→ Stated goal:
Retype each line of the material exactly, please, skipping any picture in it.

→ Data shown:
START
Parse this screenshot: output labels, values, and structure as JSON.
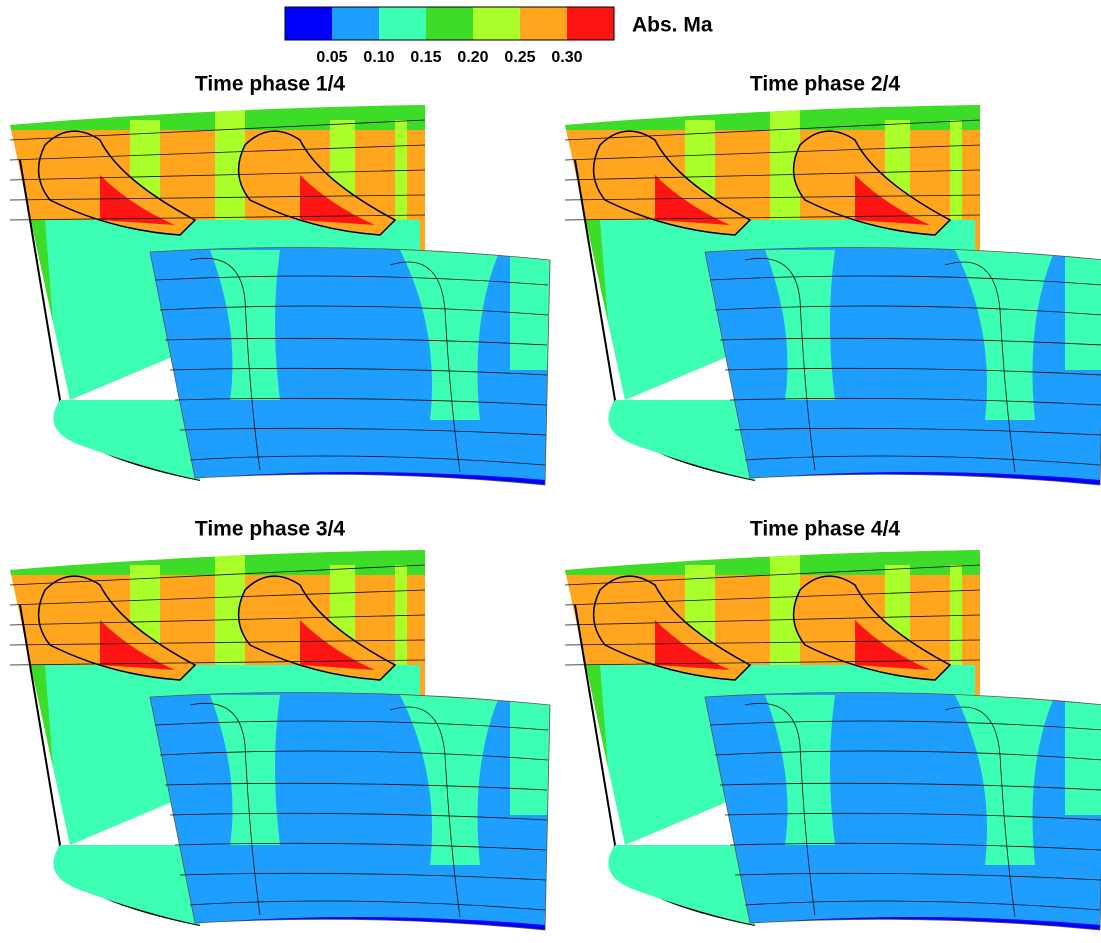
{
  "colorbar": {
    "label": "Abs. Ma",
    "colors": [
      "#0000ff",
      "#1e9eff",
      "#3cffb4",
      "#3cdc28",
      "#aaff2a",
      "#ffa51e",
      "#ff1414"
    ],
    "ticks": [
      "0.05",
      "0.10",
      "0.15",
      "0.20",
      "0.25",
      "0.30"
    ]
  },
  "panels": [
    {
      "title": "Time phase 1/4"
    },
    {
      "title": "Time phase 2/4"
    },
    {
      "title": "Time phase 3/4"
    },
    {
      "title": "Time phase 4/4"
    }
  ]
}
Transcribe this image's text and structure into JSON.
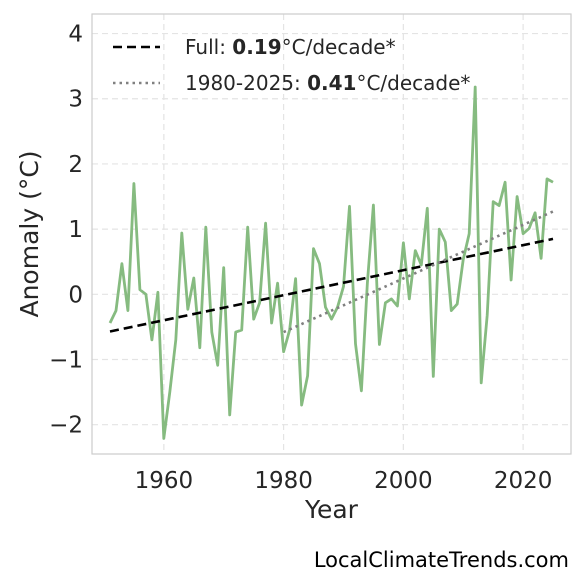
{
  "chart_data": {
    "type": "line",
    "xlabel": "Year",
    "ylabel": "Anomaly (°C)",
    "xlim": [
      1948,
      2028
    ],
    "ylim": [
      -2.45,
      4.3
    ],
    "x_ticks": [
      1960,
      1980,
      2000,
      2020
    ],
    "y_ticks": [
      -2,
      -1,
      0,
      1,
      2,
      3,
      4
    ],
    "y_tick_labels": [
      "−2",
      "−1",
      "0",
      "1",
      "2",
      "3",
      "4"
    ],
    "grid": true,
    "legend_position": "top-left",
    "series": [
      {
        "color": "#86bb80",
        "x": [
          1951,
          1952,
          1953,
          1954,
          1955,
          1956,
          1957,
          1958,
          1959,
          1960,
          1961,
          1962,
          1963,
          1964,
          1965,
          1966,
          1967,
          1968,
          1969,
          1970,
          1971,
          1972,
          1973,
          1974,
          1975,
          1976,
          1977,
          1978,
          1979,
          1980,
          1981,
          1982,
          1983,
          1984,
          1985,
          1986,
          1987,
          1988,
          1989,
          1990,
          1991,
          1992,
          1993,
          1994,
          1995,
          1996,
          1997,
          1998,
          1999,
          2000,
          2001,
          2002,
          2003,
          2004,
          2005,
          2006,
          2007,
          2008,
          2009,
          2010,
          2011,
          2012,
          2013,
          2014,
          2015,
          2016,
          2017,
          2018,
          2019,
          2020,
          2021,
          2022,
          2023,
          2024,
          2025
        ],
        "y": [
          -0.44,
          -0.25,
          0.47,
          -0.25,
          1.7,
          0.07,
          0.0,
          -0.7,
          0.03,
          -2.21,
          -1.5,
          -0.7,
          0.94,
          -0.23,
          0.25,
          -0.82,
          1.03,
          -0.58,
          -1.09,
          0.41,
          -1.85,
          -0.58,
          -0.55,
          1.03,
          -0.38,
          -0.13,
          1.09,
          -0.44,
          0.17,
          -0.88,
          -0.55,
          0.24,
          -1.7,
          -1.25,
          0.7,
          0.47,
          -0.2,
          -0.38,
          -0.2,
          0.12,
          1.35,
          -0.76,
          -1.48,
          0.18,
          1.37,
          -0.77,
          -0.13,
          -0.07,
          -0.18,
          0.79,
          -0.07,
          0.67,
          0.45,
          1.32,
          -1.26,
          1.0,
          0.8,
          -0.25,
          -0.15,
          0.53,
          0.93,
          3.18,
          -1.36,
          -0.32,
          1.42,
          1.36,
          1.72,
          0.22,
          1.5,
          0.93,
          1.01,
          1.25,
          0.55,
          1.77,
          1.72
        ]
      },
      {
        "name": "Full",
        "style": "dashed",
        "color": "#000000",
        "x": [
          1951,
          2025
        ],
        "y": [
          -0.57,
          0.85
        ]
      },
      {
        "name": "1980-2025",
        "style": "dotted",
        "color": "#808080",
        "x": [
          1980,
          2025
        ],
        "y": [
          -0.58,
          1.27
        ]
      }
    ],
    "legend": [
      {
        "prefix": "Full: ",
        "value": "0.19",
        "suffix": "°C/decade*"
      },
      {
        "prefix": "1980-2025: ",
        "value": "0.41",
        "suffix": "°C/decade*"
      }
    ]
  },
  "watermark": "LocalClimateTrends.com"
}
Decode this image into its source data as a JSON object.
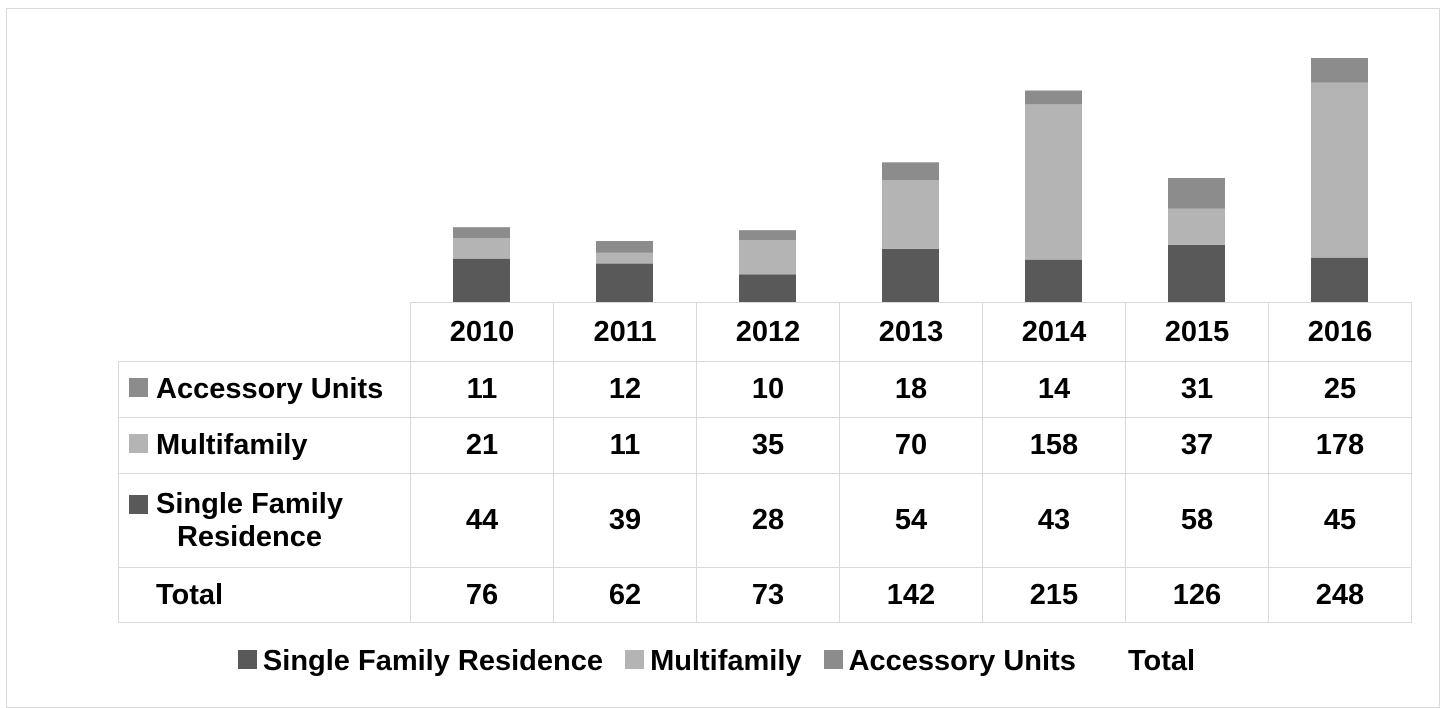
{
  "chart_data": {
    "type": "bar",
    "stacked": true,
    "categories": [
      "2010",
      "2011",
      "2012",
      "2013",
      "2014",
      "2015",
      "2016"
    ],
    "series": [
      {
        "name": "Single Family Residence",
        "values": [
          44,
          39,
          28,
          54,
          43,
          58,
          45
        ],
        "color": "#595959"
      },
      {
        "name": "Multifamily",
        "values": [
          21,
          11,
          35,
          70,
          158,
          37,
          178
        ],
        "color": "#b4b4b4"
      },
      {
        "name": "Accessory Units",
        "values": [
          11,
          12,
          10,
          18,
          14,
          31,
          25
        ],
        "color": "#8c8c8c"
      }
    ],
    "totals": {
      "name": "Total",
      "values": [
        76,
        62,
        73,
        142,
        215,
        126,
        248
      ]
    },
    "data_table": true,
    "legend_position": "bottom",
    "grid": false
  },
  "table": {
    "rows": [
      {
        "label": "Accessory Units",
        "series_index": 2
      },
      {
        "label": "Multifamily",
        "series_index": 1
      },
      {
        "label_line1": "Single Family",
        "label_line2": "Residence",
        "series_index": 0
      },
      {
        "label": "Total"
      }
    ]
  },
  "legend": {
    "items": [
      "Single Family Residence",
      "Multifamily",
      "Accessory Units",
      "Total"
    ]
  }
}
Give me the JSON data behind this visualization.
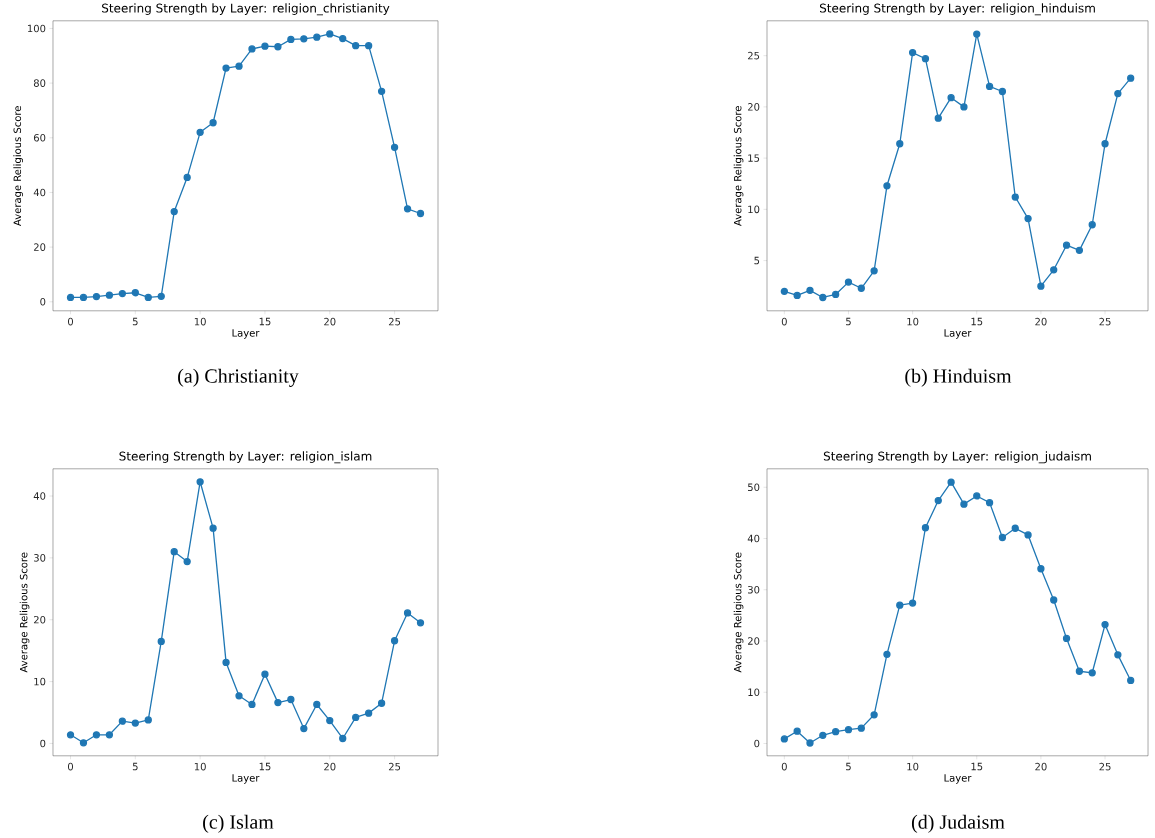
END
→ Exercise result:
Parse this screenshot: output labels, values, and structure as JSON.
{
  "colorbar": {
    "label": "Abs. Ma",
    "colors": [
      "#0000ff",
      "#1e9eff",
      "#3cffb4",
      "#3cdc28",
      "#aaff2a",
      "#ffa51e",
      "#ff1414"
    ],
    "ticks": [
      "0.05",
      "0.10",
      "0.15",
      "0.20",
      "0.25",
      "0.30"
    ]
  },
  "panels": [
    {
      "title": "Time phase 1/4"
    },
    {
      "title": "Time phase 2/4"
    },
    {
      "title": "Time phase 3/4"
    },
    {
      "title": "Time phase 4/4"
    }
  ]
}
Transcribe this image's text and structure into JSON.
{
  "chart_data": {
    "type": "line",
    "xlabel": "Year",
    "ylabel": "Anomaly (°C)",
    "xlim": [
      1948,
      2028
    ],
    "ylim": [
      -2.45,
      4.3
    ],
    "x_ticks": [
      1960,
      1980,
      2000,
      2020
    ],
    "y_ticks": [
      -2,
      -1,
      0,
      1,
      2,
      3,
      4
    ],
    "y_tick_labels": [
      "−2",
      "−1",
      "0",
      "1",
      "2",
      "3",
      "4"
    ],
    "grid": true,
    "legend_position": "top-left",
    "series": [
      {
        "color": "#86bb80",
        "x": [
          1951,
          1952,
          1953,
          1954,
          1955,
          1956,
          1957,
          1958,
          1959,
          1960,
          1961,
          1962,
          1963,
          1964,
          1965,
          1966,
          1967,
          1968,
          1969,
          1970,
          1971,
          1972,
          1973,
          1974,
          1975,
          1976,
          1977,
          1978,
          1979,
          1980,
          1981,
          1982,
          1983,
          1984,
          1985,
          1986,
          1987,
          1988,
          1989,
          1990,
          1991,
          1992,
          1993,
          1994,
          1995,
          1996,
          1997,
          1998,
          1999,
          2000,
          2001,
          2002,
          2003,
          2004,
          2005,
          2006,
          2007,
          2008,
          2009,
          2010,
          2011,
          2012,
          2013,
          2014,
          2015,
          2016,
          2017,
          2018,
          2019,
          2020,
          2021,
          2022,
          2023,
          2024,
          2025
        ],
        "y": [
          -0.44,
          -0.25,
          0.47,
          -0.25,
          1.7,
          0.07,
          0.0,
          -0.7,
          0.03,
          -2.21,
          -1.5,
          -0.7,
          0.94,
          -0.23,
          0.25,
          -0.82,
          1.03,
          -0.58,
          -1.09,
          0.41,
          -1.85,
          -0.58,
          -0.55,
          1.03,
          -0.38,
          -0.13,
          1.09,
          -0.44,
          0.17,
          -0.88,
          -0.55,
          0.24,
          -1.7,
          -1.25,
          0.7,
          0.47,
          -0.2,
          -0.38,
          -0.2,
          0.12,
          1.35,
          -0.76,
          -1.48,
          0.18,
          1.37,
          -0.77,
          -0.13,
          -0.07,
          -0.18,
          0.79,
          -0.07,
          0.67,
          0.45,
          1.32,
          -1.26,
          1.0,
          0.8,
          -0.25,
          -0.15,
          0.53,
          0.93,
          3.18,
          -1.36,
          -0.32,
          1.42,
          1.36,
          1.72,
          0.22,
          1.5,
          0.93,
          1.01,
          1.25,
          0.55,
          1.77,
          1.72
        ]
      },
      {
        "name": "Full",
        "style": "dashed",
        "color": "#000000",
        "x": [
          1951,
          2025
        ],
        "y": [
          -0.57,
          0.85
        ]
      },
      {
        "name": "1980-2025",
        "style": "dotted",
        "color": "#808080",
        "x": [
          1980,
          2025
        ],
        "y": [
          -0.58,
          1.27
        ]
      }
    ],
    "legend": [
      {
        "prefix": "Full: ",
        "value": "0.19",
        "suffix": "°C/decade*"
      },
      {
        "prefix": "1980-2025: ",
        "value": "0.41",
        "suffix": "°C/decade*"
      }
    ]
  },
  "watermark": "LocalClimateTrends.com"
}
Decode this image into its source data as a JSON object.
{
  "chart_data": {
    "type": "bar",
    "stacked": true,
    "categories": [
      "2010",
      "2011",
      "2012",
      "2013",
      "2014",
      "2015",
      "2016"
    ],
    "series": [
      {
        "name": "Single Family Residence",
        "values": [
          44,
          39,
          28,
          54,
          43,
          58,
          45
        ],
        "color": "#595959"
      },
      {
        "name": "Multifamily",
        "values": [
          21,
          11,
          35,
          70,
          158,
          37,
          178
        ],
        "color": "#b4b4b4"
      },
      {
        "name": "Accessory Units",
        "values": [
          11,
          12,
          10,
          18,
          14,
          31,
          25
        ],
        "color": "#8c8c8c"
      }
    ],
    "totals": {
      "name": "Total",
      "values": [
        76,
        62,
        73,
        142,
        215,
        126,
        248
      ]
    },
    "data_table": true,
    "legend_position": "bottom",
    "grid": false
  },
  "table": {
    "rows": [
      {
        "label": "Accessory Units",
        "series_index": 2
      },
      {
        "label": "Multifamily",
        "series_index": 1
      },
      {
        "label_line1": "Single Family",
        "label_line2": "Residence",
        "series_index": 0
      },
      {
        "label": "Total"
      }
    ]
  },
  "legend": {
    "items": [
      "Single Family Residence",
      "Multifamily",
      "Accessory Units",
      "Total"
    ]
  }
}
Give me the JSON data behind this visualization.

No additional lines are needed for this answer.